- DESCRIPTION OF THE TASK -
Respond with nothing but the number of lines in this data that include the word "Daily".

(Records drawn from a dataset)
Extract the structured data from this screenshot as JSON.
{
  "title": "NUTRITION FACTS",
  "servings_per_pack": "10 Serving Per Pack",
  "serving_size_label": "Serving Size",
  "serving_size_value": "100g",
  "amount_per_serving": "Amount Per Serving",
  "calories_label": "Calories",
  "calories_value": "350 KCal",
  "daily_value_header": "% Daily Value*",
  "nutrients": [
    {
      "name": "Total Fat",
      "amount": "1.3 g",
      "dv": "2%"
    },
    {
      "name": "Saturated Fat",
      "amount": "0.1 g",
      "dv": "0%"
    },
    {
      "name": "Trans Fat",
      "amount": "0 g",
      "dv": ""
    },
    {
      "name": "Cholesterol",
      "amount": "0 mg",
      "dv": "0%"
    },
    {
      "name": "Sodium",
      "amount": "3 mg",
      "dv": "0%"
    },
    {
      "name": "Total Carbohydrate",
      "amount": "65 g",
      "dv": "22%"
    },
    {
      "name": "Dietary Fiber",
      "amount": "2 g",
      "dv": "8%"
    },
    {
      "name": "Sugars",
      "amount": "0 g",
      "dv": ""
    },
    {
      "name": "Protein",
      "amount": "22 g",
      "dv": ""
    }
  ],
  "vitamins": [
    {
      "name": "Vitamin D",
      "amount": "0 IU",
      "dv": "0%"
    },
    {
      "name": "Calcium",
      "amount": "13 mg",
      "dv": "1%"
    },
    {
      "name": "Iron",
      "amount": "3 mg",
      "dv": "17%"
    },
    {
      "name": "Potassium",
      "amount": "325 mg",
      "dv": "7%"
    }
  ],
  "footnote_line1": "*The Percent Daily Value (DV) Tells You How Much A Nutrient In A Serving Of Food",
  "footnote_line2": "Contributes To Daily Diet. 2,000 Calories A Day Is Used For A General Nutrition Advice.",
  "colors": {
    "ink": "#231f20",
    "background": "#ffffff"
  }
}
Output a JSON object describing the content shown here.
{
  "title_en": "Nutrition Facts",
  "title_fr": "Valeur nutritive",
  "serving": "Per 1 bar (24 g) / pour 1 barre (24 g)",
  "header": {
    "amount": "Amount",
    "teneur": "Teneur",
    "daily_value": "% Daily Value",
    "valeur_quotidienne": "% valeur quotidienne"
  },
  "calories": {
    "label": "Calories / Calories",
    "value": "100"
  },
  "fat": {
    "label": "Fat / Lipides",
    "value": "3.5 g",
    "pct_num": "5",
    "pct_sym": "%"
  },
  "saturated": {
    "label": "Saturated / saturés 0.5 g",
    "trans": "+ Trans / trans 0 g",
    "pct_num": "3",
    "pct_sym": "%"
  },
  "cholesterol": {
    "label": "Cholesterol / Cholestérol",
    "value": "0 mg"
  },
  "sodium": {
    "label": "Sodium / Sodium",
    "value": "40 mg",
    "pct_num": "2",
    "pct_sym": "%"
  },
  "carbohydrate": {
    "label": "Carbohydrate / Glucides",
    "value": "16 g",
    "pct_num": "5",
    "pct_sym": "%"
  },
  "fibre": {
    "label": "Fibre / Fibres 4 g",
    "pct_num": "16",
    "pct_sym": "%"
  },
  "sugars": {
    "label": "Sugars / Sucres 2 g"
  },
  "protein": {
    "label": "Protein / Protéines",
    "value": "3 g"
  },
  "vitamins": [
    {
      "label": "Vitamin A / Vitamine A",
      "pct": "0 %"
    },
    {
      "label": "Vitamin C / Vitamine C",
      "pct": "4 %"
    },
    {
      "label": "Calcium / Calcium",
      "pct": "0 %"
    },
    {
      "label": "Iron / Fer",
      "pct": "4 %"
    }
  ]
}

- ANSWER SPACE -
4